Request
Make an exact copy of all the entries, but do not reproduce the pictures.

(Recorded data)
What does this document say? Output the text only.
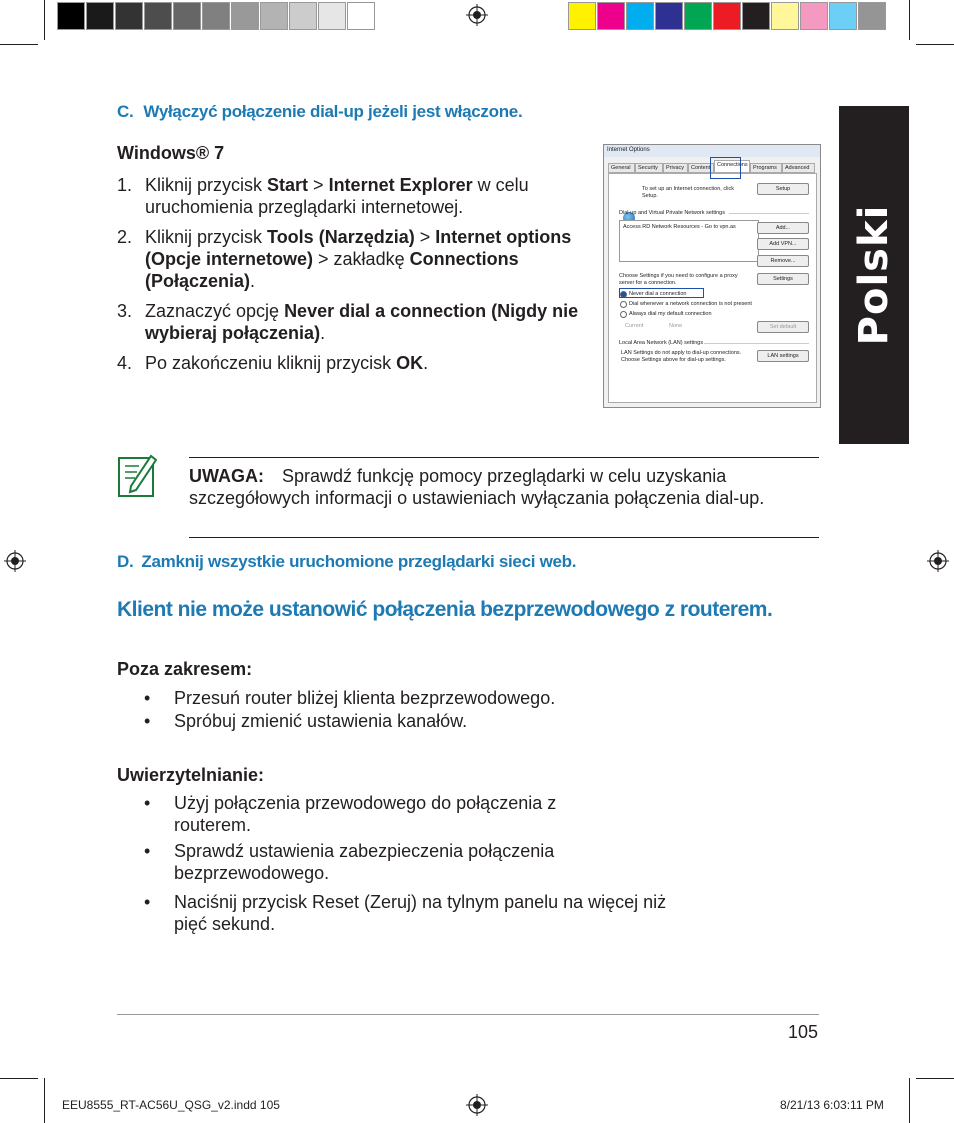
Polski
C. Wyłączyć połączenie dial-up jeżeli jest włączone.
Windows® 7
1. Kliknij przycisk Start > Internet Explorer w celu uruchomienia przeglądarki internetowej.
2. Kliknij przycisk Tools (Narzędzia) > Internet options (Opcje internetowe) > zakładkę Connections (Połączenia).
3. Zaznaczyć opcję Never dial a connection (Nigdy nie wybieraj połączenia).
4. Po zakończeniu kliknij przycisk OK.
Internet Options
General	Security	Privacy	Content	Connections Programs	Advanced
To set up an Internet connection, click
Setup.
Setup
Dial-up and Virtual Private Network settings
Access RD Network Resources - Go to vpn.as	Add...
Add VPN...
Remove...
Choose Settings if you need to configure a proxy
server for a connection.
Settings
Never dial a connection
Dial whenever a network connection is not present
Always dial my default connection
Current	None	Set default
Local Area Network (LAN) settings
LAN Settings do not apply to dial-up connections.
Choose Settings above for dial-up settings.
LAN settings
UWAGA: Sprawdź funkcję pomocy przeglądarki w celu uzyskania szczegółowych informacji o ustawieniach wyłączania połączenia dial-up.
D. Zamknij wszystkie uruchomione przeglądarki sieci web.
Klient nie może ustanowić połączenia bezprzewodowego z routerem.
Poza zakresem:
•	Przesuń router bliżej klienta bezprzewodowego.
•	Spróbuj zmienić ustawienia kanałów.
Uwierzytelnianie:
•	Użyj połączenia przewodowego do połączenia z routerem.
•	Sprawdź ustawienia zabezpieczenia połączenia bezprzewodowego.
•	Naciśnij przycisk Reset (Zeruj) na tylnym panelu na więcej niż pięć sekund.
105
EEU8555_RT-AC56U_QSG_v2.indd 105	8/21/13 6:03:11 PM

Finished task
What does this document say? Output the text only.
Polski
C. Wyłączyć połączenie dial-up jeżeli jest włączone.
Windows® 7
1. Kliknij przycisk Start > Internet Explorer w celu uruchomienia przeglądarki internetowej.
2. Kliknij przycisk Tools (Narzędzia) > Internet options (Opcje internetowe) > zakładkę Connections (Połączenia).
3. Zaznaczyć opcję Never dial a connection (Nigdy nie wybieraj połączenia).
4. Po zakończeniu kliknij przycisk OK.
Internet Options
General	Security	Privacy	Content	Connections Programs	Advanced
To set up an Internet connection, click
Setup.
Setup
Dial-up and Virtual Private Network settings
Access RD Network Resources - Go to vpn.as	Add...
Add VPN...
Remove...
Choose Settings if you need to configure a proxy
server for a connection.
Settings
Never dial a connection
Dial whenever a network connection is not present
Always dial my default connection
Current	None	Set default
Local Area Network (LAN) settings
LAN Settings do not apply to dial-up connections.
Choose Settings above for dial-up settings.
LAN settings
UWAGA: Sprawdź funkcję pomocy przeglądarki w celu uzyskania szczegółowych informacji o ustawieniach wyłączania połączenia dial-up.
D. Zamknij wszystkie uruchomione przeglądarki sieci web.
Klient nie może ustanowić połączenia bezprzewodowego z routerem.
Poza zakresem:
•	Przesuń router bliżej klienta bezprzewodowego.
•	Spróbuj zmienić ustawienia kanałów.
Uwierzytelnianie:
•	Użyj połączenia przewodowego do połączenia z routerem.
•	Sprawdź ustawienia zabezpieczenia połączenia bezprzewodowego.
•	Naciśnij przycisk Reset (Zeruj) na tylnym panelu na więcej niż pięć sekund.
105
EEU8555_RT-AC56U_QSG_v2.indd 105	8/21/13 6:03:11 PM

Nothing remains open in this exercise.